Brondocument
==*==
De vrouw heeft niet aannemelijk gemaakt dat sprake was van een dermate urgente situatie dat zij halsoverkop met de kinderen uit de woning heeft moeten vluchten. Zij stelt weliswaar dat zij door de man jarenlang werd mishandeld, maar heeft dat onvoldoende aannemelijk gemaakt. De man betwist de aantijgingen en de vrouw heeft ter onderbouwing van haar stelling slechts verwezen naar een door haar overgelegd proces-verbaal van aangifte. Die aangifte acht de voorzieningenrechter op het eerste gezicht niet erg overtuigend. De aangifte is pas gedaan op 28 januari 2021, dus bijna anderhalve maand nadat de vrouw de woning had verlaten en twee dagen nadat de dagvaarding in dit kort geding aan de vrouw was betekend. Daarmee wordt ten minste de schijn gewekt dat de aangifte vooral ten behoeve van dit kort geding is gedaan. Dat de vrouw in 2016 ook al eens aangifte heeft gedaan tegen de man van mishandeling maakt dat niet anders. De man betwist ook de juistheid van die aantijgingen en kennelijk hij is naar aanleiding daarvan niet strafrechtelijk veroordeeld. Partijen hebben zich korte tijd later bovendien weer verzoend. Dat lijkt op het eerste gezicht moeilijk te rijmen met de door de vrouw gestelde jarenlange mishandeling door de man. In dat verband is het ook jammer dat de vrouw er voor heeft gekozen om niet zelf te verschijnen bij de mondelinge behandeling van dit kort geding (die plaatsvond via Skype) en haar advocaat volledig het woord te laten doen. De vrouw heeft daarmee de mogelijkheid voorbij laten gaan om zelf een nadere toelichting te geven op hetgeen is voorgevallen en om antwoord te geven op vragen daarover van de voorzieningenrechter.
==*==
Gegevens over lay-outcoördinaten

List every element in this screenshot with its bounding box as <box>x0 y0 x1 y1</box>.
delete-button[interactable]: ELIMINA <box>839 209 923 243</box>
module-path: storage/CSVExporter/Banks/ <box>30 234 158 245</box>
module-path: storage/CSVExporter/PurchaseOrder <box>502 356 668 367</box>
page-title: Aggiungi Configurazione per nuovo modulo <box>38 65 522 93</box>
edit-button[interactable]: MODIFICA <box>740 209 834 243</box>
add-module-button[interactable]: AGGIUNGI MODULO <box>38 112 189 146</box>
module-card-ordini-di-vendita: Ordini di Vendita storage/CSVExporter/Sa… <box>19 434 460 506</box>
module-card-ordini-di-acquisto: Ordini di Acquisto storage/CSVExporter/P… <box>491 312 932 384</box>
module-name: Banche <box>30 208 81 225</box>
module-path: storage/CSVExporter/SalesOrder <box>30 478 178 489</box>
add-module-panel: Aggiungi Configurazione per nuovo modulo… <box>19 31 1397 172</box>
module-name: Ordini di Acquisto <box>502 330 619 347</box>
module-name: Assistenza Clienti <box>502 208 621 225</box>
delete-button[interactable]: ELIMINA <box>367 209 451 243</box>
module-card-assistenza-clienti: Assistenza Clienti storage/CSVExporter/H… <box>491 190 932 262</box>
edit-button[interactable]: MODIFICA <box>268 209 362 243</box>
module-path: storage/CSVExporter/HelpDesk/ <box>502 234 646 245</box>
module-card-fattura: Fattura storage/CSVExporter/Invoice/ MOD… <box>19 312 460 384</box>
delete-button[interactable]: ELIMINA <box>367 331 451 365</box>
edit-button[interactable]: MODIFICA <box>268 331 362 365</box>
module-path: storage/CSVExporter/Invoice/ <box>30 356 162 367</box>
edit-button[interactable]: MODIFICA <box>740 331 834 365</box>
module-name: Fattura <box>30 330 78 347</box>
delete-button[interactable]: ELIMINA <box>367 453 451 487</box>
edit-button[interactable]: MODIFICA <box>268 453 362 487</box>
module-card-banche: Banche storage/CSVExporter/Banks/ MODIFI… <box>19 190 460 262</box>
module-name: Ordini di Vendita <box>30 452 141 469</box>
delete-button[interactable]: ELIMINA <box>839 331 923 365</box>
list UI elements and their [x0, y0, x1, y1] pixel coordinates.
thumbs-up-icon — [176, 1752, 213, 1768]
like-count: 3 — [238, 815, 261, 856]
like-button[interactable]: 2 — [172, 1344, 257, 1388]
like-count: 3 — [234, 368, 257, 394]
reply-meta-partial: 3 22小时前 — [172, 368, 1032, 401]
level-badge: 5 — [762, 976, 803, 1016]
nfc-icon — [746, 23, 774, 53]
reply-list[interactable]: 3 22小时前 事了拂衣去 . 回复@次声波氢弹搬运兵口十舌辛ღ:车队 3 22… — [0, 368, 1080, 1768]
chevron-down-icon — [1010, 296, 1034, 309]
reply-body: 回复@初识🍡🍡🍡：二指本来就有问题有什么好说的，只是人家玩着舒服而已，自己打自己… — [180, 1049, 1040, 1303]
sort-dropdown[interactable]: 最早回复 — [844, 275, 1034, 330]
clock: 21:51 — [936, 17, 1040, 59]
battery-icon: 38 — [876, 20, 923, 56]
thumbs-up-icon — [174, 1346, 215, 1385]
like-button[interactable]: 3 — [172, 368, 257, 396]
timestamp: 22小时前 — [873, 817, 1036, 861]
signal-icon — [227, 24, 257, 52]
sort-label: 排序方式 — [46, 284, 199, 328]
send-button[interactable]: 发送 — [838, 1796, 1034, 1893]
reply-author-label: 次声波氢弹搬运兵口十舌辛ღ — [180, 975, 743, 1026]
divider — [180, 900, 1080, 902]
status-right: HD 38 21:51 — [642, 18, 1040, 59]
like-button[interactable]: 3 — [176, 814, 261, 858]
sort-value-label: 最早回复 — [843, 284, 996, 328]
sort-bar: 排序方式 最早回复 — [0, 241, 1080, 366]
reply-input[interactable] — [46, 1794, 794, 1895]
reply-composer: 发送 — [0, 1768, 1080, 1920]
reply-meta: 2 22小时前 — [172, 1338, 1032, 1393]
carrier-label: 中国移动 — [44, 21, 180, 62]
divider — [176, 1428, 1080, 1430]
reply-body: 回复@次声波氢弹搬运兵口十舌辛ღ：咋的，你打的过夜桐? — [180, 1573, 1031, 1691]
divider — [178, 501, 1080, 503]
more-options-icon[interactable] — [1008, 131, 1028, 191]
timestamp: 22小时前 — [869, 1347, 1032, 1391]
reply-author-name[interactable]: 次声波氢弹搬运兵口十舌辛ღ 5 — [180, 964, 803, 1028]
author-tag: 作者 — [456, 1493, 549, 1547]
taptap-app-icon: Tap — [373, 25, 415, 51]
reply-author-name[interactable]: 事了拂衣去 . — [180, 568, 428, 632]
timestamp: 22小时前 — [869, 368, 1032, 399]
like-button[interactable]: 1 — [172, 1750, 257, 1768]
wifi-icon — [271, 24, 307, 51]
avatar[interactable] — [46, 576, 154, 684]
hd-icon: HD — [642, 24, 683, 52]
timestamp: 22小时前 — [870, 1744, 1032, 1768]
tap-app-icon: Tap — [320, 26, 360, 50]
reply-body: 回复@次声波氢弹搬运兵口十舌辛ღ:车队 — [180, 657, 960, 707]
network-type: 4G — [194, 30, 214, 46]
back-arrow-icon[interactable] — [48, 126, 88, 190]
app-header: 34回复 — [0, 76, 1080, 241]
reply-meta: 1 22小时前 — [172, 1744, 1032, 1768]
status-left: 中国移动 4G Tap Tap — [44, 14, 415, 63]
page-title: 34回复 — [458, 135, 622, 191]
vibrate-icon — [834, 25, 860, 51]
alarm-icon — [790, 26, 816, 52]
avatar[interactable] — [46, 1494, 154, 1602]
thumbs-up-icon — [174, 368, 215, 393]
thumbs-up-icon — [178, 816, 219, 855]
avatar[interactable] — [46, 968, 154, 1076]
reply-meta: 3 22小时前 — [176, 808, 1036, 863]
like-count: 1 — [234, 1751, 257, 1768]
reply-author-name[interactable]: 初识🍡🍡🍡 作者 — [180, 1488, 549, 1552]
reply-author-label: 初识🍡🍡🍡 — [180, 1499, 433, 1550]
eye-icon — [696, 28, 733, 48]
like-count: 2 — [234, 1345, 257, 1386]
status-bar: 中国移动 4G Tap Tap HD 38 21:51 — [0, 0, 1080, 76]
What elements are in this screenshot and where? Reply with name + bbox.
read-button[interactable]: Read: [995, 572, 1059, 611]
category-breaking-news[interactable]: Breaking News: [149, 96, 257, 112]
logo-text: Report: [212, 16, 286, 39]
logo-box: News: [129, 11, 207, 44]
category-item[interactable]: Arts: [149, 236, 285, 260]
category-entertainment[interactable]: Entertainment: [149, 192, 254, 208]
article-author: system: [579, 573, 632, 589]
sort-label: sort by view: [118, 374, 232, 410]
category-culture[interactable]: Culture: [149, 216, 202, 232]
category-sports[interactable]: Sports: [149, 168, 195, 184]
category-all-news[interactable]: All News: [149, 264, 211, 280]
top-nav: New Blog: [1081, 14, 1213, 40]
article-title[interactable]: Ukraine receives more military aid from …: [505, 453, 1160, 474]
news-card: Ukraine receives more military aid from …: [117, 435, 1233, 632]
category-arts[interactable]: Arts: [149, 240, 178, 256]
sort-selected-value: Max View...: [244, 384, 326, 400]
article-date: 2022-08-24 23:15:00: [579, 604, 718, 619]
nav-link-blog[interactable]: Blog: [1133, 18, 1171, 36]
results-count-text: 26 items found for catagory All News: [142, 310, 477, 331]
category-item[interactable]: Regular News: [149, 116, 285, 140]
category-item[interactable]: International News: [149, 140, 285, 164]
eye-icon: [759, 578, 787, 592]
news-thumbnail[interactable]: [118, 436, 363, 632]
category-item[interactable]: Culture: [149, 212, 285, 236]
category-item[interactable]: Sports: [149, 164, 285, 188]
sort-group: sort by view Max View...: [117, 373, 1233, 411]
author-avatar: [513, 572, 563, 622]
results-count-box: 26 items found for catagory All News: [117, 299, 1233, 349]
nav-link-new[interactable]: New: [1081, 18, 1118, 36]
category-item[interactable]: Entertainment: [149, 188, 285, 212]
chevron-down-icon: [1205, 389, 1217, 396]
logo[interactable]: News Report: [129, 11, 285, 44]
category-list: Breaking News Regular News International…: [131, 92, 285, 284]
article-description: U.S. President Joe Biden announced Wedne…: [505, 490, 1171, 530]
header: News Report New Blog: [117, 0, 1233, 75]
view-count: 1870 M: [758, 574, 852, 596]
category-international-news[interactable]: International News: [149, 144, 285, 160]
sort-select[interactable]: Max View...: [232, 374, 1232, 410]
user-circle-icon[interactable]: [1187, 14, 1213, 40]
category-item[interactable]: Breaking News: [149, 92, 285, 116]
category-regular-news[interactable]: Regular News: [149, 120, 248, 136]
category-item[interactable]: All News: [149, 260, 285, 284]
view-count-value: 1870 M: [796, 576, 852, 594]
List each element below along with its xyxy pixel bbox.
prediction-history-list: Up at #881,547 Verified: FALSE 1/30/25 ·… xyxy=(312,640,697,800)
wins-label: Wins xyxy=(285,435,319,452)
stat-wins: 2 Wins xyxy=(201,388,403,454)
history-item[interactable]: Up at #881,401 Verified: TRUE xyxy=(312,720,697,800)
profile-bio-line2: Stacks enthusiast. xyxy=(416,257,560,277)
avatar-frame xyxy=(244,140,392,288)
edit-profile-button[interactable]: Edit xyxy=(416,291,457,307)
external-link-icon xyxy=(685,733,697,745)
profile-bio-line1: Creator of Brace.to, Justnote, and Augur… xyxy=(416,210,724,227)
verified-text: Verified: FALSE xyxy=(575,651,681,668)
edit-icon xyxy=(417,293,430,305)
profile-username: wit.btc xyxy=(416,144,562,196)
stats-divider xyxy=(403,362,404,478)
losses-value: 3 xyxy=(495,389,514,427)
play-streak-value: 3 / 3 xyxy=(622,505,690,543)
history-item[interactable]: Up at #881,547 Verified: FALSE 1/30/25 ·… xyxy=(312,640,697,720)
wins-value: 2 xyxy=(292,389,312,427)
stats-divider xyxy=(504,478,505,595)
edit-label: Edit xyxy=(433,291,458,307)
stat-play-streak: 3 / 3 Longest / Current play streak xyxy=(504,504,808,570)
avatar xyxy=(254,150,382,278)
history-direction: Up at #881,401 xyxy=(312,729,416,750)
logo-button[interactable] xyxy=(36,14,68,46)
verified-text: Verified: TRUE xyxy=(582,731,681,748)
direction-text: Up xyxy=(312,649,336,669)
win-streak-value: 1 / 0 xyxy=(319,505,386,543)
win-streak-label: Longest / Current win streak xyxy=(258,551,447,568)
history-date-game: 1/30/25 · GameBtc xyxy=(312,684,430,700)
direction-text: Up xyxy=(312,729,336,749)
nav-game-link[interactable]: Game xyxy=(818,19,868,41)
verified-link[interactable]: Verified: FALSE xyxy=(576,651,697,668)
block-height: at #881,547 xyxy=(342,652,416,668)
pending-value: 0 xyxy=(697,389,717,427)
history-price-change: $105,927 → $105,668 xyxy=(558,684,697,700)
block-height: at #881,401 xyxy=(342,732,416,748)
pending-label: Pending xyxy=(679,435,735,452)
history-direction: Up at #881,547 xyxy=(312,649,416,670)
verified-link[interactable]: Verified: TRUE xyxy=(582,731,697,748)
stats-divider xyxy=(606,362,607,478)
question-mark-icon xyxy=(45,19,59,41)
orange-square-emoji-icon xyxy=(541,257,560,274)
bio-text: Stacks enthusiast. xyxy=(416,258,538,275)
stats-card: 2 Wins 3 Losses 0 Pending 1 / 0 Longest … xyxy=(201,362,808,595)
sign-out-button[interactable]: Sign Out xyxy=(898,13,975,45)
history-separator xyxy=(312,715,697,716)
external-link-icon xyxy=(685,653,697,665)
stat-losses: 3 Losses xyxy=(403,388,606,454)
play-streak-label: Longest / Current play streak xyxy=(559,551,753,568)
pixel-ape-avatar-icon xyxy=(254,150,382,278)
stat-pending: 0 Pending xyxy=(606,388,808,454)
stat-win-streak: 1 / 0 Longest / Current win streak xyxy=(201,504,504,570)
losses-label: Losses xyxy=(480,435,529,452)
==*==
De opdrachten
(a) Ga na of de uitspraken (i), (ii) en (iii) overeenkomen met het brondocument:
(i) De aangifte werd gedaan op 28 januari 2021.
(ii) De vrouw verscheen zelf bij de mondelinge behandeling.
(iii) Partijen verzoenden zich korte tijd later weer.
Beantwoord elke uitspraak met ja of nee en citeer de beslissende woorden uit het brondocument letterlijk.
(b) Haal uit de vermeldingen elke regel die de string "more" bevat en schrijf die regel ongewijzigd over.
Het brondocument en de vermeldingen vormen twee afzonderlijke stukken materiaal.

Verwachte resultaten
(a)
(i) Ja: "De aangifte is pas gedaan op 28 januari 2021"
(ii) Nee: "de vrouw er voor heeft gekozen om niet zelf te verschijnen bij de mondelinge behandeling"
(iii) Ja: "Partijen hebben zich korte tijd later bovendien weer verzoend."

(b)
more-options-icon[interactable] — [1008, 131, 1028, 191]
article-title[interactable]: Ukraine receives more military aid from …: [505, 453, 1160, 474]
news-card: Ukraine receives more military aid from …: [117, 435, 1233, 632]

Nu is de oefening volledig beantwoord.